Convert the data from the line containing "day-info: Sunrise: 6:10 AMSunset: 5:53" down through the line containing "day-info: Sunrise: 6:21 AMSunset: 6:01" into a Markdown table with the columns Row and Entry. Number the lines in Row, put each line's text in Entry, and leave out blank lines.

################

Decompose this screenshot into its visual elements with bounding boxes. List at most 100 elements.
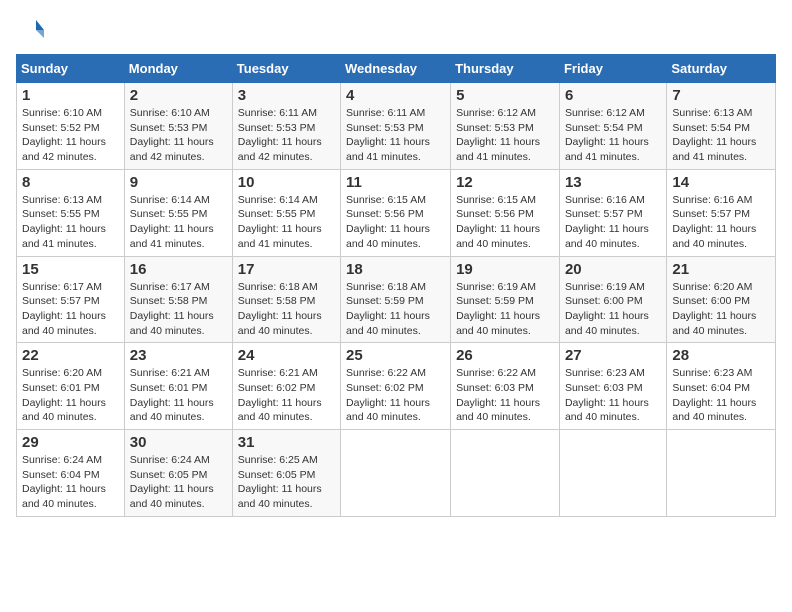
day-info: Sunrise: 6:10 AMSunset: 5:53 PMDaylight:…	[130, 107, 214, 163]
day-number: 6	[565, 87, 661, 104]
day-number: 8	[22, 174, 119, 191]
logo	[16, 16, 48, 44]
header-wednesday: Wednesday	[341, 55, 451, 83]
day-number: 20	[565, 261, 661, 278]
day-info: Sunrise: 6:21 AMSunset: 6:02 PMDaylight:…	[238, 367, 322, 423]
calendar-cell: 10 Sunrise: 6:14 AMSunset: 5:55 PMDaylig…	[232, 169, 340, 256]
day-info: Sunrise: 6:20 AMSunset: 6:00 PMDaylight:…	[672, 281, 756, 337]
day-number: 25	[346, 347, 445, 364]
day-number: 24	[238, 347, 335, 364]
day-number: 23	[130, 347, 227, 364]
calendar-cell: 30 Sunrise: 6:24 AMSunset: 6:05 PMDaylig…	[124, 430, 232, 517]
calendar-cell: 11 Sunrise: 6:15 AMSunset: 5:56 PMDaylig…	[341, 169, 451, 256]
day-info: Sunrise: 6:23 AMSunset: 6:03 PMDaylight:…	[565, 367, 649, 423]
day-number: 12	[456, 174, 554, 191]
calendar-cell: 2 Sunrise: 6:10 AMSunset: 5:53 PMDayligh…	[124, 83, 232, 170]
day-info: Sunrise: 6:13 AMSunset: 5:55 PMDaylight:…	[22, 194, 106, 250]
header-friday: Friday	[559, 55, 666, 83]
day-info: Sunrise: 6:23 AMSunset: 6:04 PMDaylight:…	[672, 367, 756, 423]
day-info: Sunrise: 6:15 AMSunset: 5:56 PMDaylight:…	[456, 194, 540, 250]
day-info: Sunrise: 6:21 AMSunset: 6:01 PMDaylight:…	[130, 367, 214, 423]
calendar-cell	[341, 430, 451, 517]
header-tuesday: Tuesday	[232, 55, 340, 83]
day-info: Sunrise: 6:16 AMSunset: 5:57 PMDaylight:…	[565, 194, 649, 250]
week-row-3: 15 Sunrise: 6:17 AMSunset: 5:57 PMDaylig…	[17, 256, 776, 343]
calendar-cell: 8 Sunrise: 6:13 AMSunset: 5:55 PMDayligh…	[17, 169, 125, 256]
week-row-4: 22 Sunrise: 6:20 AMSunset: 6:01 PMDaylig…	[17, 343, 776, 430]
header-saturday: Saturday	[667, 55, 776, 83]
day-number: 31	[238, 434, 335, 451]
calendar-cell: 9 Sunrise: 6:14 AMSunset: 5:55 PMDayligh…	[124, 169, 232, 256]
week-row-5: 29 Sunrise: 6:24 AMSunset: 6:04 PMDaylig…	[17, 430, 776, 517]
calendar-cell: 22 Sunrise: 6:20 AMSunset: 6:01 PMDaylig…	[17, 343, 125, 430]
day-number: 18	[346, 261, 445, 278]
calendar-cell: 28 Sunrise: 6:23 AMSunset: 6:04 PMDaylig…	[667, 343, 776, 430]
calendar-cell: 26 Sunrise: 6:22 AMSunset: 6:03 PMDaylig…	[451, 343, 560, 430]
day-info: Sunrise: 6:24 AMSunset: 6:04 PMDaylight:…	[22, 454, 106, 510]
logo-icon	[16, 16, 44, 44]
day-info: Sunrise: 6:22 AMSunset: 6:02 PMDaylight:…	[346, 367, 430, 423]
header-sunday: Sunday	[17, 55, 125, 83]
header-monday: Monday	[124, 55, 232, 83]
day-number: 22	[22, 347, 119, 364]
week-row-1: 1 Sunrise: 6:10 AMSunset: 5:52 PMDayligh…	[17, 83, 776, 170]
calendar-cell: 18 Sunrise: 6:18 AMSunset: 5:59 PMDaylig…	[341, 256, 451, 343]
day-info: Sunrise: 6:18 AMSunset: 5:59 PMDaylight:…	[346, 281, 430, 337]
day-number: 21	[672, 261, 770, 278]
day-info: Sunrise: 6:20 AMSunset: 6:01 PMDaylight:…	[22, 367, 106, 423]
day-info: Sunrise: 6:12 AMSunset: 5:53 PMDaylight:…	[456, 107, 540, 163]
calendar-cell	[451, 430, 560, 517]
calendar-cell: 23 Sunrise: 6:21 AMSunset: 6:01 PMDaylig…	[124, 343, 232, 430]
day-number: 16	[130, 261, 227, 278]
calendar-cell: 12 Sunrise: 6:15 AMSunset: 5:56 PMDaylig…	[451, 169, 560, 256]
header-row: SundayMondayTuesdayWednesdayThursdayFrid…	[17, 55, 776, 83]
day-number: 9	[130, 174, 227, 191]
week-row-2: 8 Sunrise: 6:13 AMSunset: 5:55 PMDayligh…	[17, 169, 776, 256]
calendar-cell: 6 Sunrise: 6:12 AMSunset: 5:54 PMDayligh…	[559, 83, 666, 170]
day-number: 5	[456, 87, 554, 104]
day-number: 13	[565, 174, 661, 191]
day-number: 15	[22, 261, 119, 278]
calendar-cell: 31 Sunrise: 6:25 AMSunset: 6:05 PMDaylig…	[232, 430, 340, 517]
calendar-header: SundayMondayTuesdayWednesdayThursdayFrid…	[17, 55, 776, 83]
header-thursday: Thursday	[451, 55, 560, 83]
calendar-body: 1 Sunrise: 6:10 AMSunset: 5:52 PMDayligh…	[17, 83, 776, 517]
day-info: Sunrise: 6:15 AMSunset: 5:56 PMDaylight:…	[346, 194, 430, 250]
day-number: 7	[672, 87, 770, 104]
day-number: 10	[238, 174, 335, 191]
calendar-cell	[559, 430, 666, 517]
day-info: Sunrise: 6:11 AMSunset: 5:53 PMDaylight:…	[346, 107, 430, 163]
day-info: Sunrise: 6:10 AMSunset: 5:52 PMDaylight:…	[22, 107, 106, 163]
day-info: Sunrise: 6:12 AMSunset: 5:54 PMDaylight:…	[565, 107, 649, 163]
day-number: 27	[565, 347, 661, 364]
page-header	[16, 16, 776, 44]
day-number: 1	[22, 87, 119, 104]
calendar-cell: 4 Sunrise: 6:11 AMSunset: 5:53 PMDayligh…	[341, 83, 451, 170]
day-info: Sunrise: 6:25 AMSunset: 6:05 PMDaylight:…	[238, 454, 322, 510]
day-number: 11	[346, 174, 445, 191]
calendar-cell: 24 Sunrise: 6:21 AMSunset: 6:02 PMDaylig…	[232, 343, 340, 430]
day-info: Sunrise: 6:19 AMSunset: 6:00 PMDaylight:…	[565, 281, 649, 337]
day-info: Sunrise: 6:13 AMSunset: 5:54 PMDaylight:…	[672, 107, 756, 163]
calendar-table: SundayMondayTuesdayWednesdayThursdayFrid…	[16, 54, 776, 517]
calendar-cell: 13 Sunrise: 6:16 AMSunset: 5:57 PMDaylig…	[559, 169, 666, 256]
calendar-cell: 1 Sunrise: 6:10 AMSunset: 5:52 PMDayligh…	[17, 83, 125, 170]
calendar-cell: 27 Sunrise: 6:23 AMSunset: 6:03 PMDaylig…	[559, 343, 666, 430]
day-number: 14	[672, 174, 770, 191]
day-info: Sunrise: 6:18 AMSunset: 5:58 PMDaylight:…	[238, 281, 322, 337]
calendar-cell	[667, 430, 776, 517]
calendar-cell: 20 Sunrise: 6:19 AMSunset: 6:00 PMDaylig…	[559, 256, 666, 343]
calendar-cell: 14 Sunrise: 6:16 AMSunset: 5:57 PMDaylig…	[667, 169, 776, 256]
day-info: Sunrise: 6:17 AMSunset: 5:58 PMDaylight:…	[130, 281, 214, 337]
day-number: 26	[456, 347, 554, 364]
day-info: Sunrise: 6:11 AMSunset: 5:53 PMDaylight:…	[238, 107, 322, 163]
day-number: 17	[238, 261, 335, 278]
day-info: Sunrise: 6:14 AMSunset: 5:55 PMDaylight:…	[238, 194, 322, 250]
day-number: 28	[672, 347, 770, 364]
calendar-cell: 19 Sunrise: 6:19 AMSunset: 5:59 PMDaylig…	[451, 256, 560, 343]
calendar-cell: 21 Sunrise: 6:20 AMSunset: 6:00 PMDaylig…	[667, 256, 776, 343]
day-info: Sunrise: 6:24 AMSunset: 6:05 PMDaylight:…	[130, 454, 214, 510]
day-number: 4	[346, 87, 445, 104]
calendar-cell: 29 Sunrise: 6:24 AMSunset: 6:04 PMDaylig…	[17, 430, 125, 517]
calendar-cell: 3 Sunrise: 6:11 AMSunset: 5:53 PMDayligh…	[232, 83, 340, 170]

################

TASK RESULT —
| Row | Entry |
|---|---|
| 1 | day-info: Sunrise: 6:10 AMSunset: 5:53 PMDaylight:…	[130, 107, 214, 163] |
| 2 | day-number: 6	[565, 87, 661, 104] |
| 3 | day-number: 8	[22, 174, 119, 191] |
| 4 | logo	[16, 16, 48, 44] |
| 5 | header-wednesday: Wednesday	[341, 55, 451, 83] |
| 6 | day-number: 20	[565, 261, 661, 278] |
| 7 | day-info: Sunrise: 6:21 AMSunset: 6:02 PMDaylight:…	[238, 367, 322, 423] |
| 8 | calendar-cell: 10 Sunrise: 6:14 AMSunset: 5:55 PMDaylig…	[232, 169, 340, 256] |
| 9 | day-info: Sunrise: 6:20 AMSunset: 6:00 PMDaylight:…	[672, 281, 756, 337] |
| 10 | day-number: 25	[346, 347, 445, 364] |
| 11 | day-number: 24	[238, 347, 335, 364] |
| 12 | day-number: 23	[130, 347, 227, 364] |
| 13 | calendar-cell: 30 Sunrise: 6:24 AMSunset: 6:05 PMDaylig…	[124, 430, 232, 517] |
| 14 | calendar-cell: 11 Sunrise: 6:15 AMSunset: 5:56 PMDaylig…	[341, 169, 451, 256] |
| 15 | day-info: Sunrise: 6:23 AMSunset: 6:03 PMDaylight:…	[565, 367, 649, 423] |
| 16 | day-number: 12	[456, 174, 554, 191] |
| 17 | calendar-cell: 2 Sunrise: 6:10 AMSunset: 5:53 PMDayligh…	[124, 83, 232, 170] |
| 18 | day-info: Sunrise: 6:13 AMSunset: 5:55 PMDaylight:…	[22, 194, 106, 250] |
| 19 | header-friday: Friday	[559, 55, 666, 83] |
| 20 | day-info: Sunrise: 6:23 AMSunset: 6:04 PMDaylight:…	[672, 367, 756, 423] |
| 21 | day-info: Sunrise: 6:15 AMSunset: 5:56 PMDaylight:…	[456, 194, 540, 250] |
| 22 | day-info: Sunrise: 6:21 AMSunset: 6:01 PMDaylight:…	[130, 367, 214, 423] |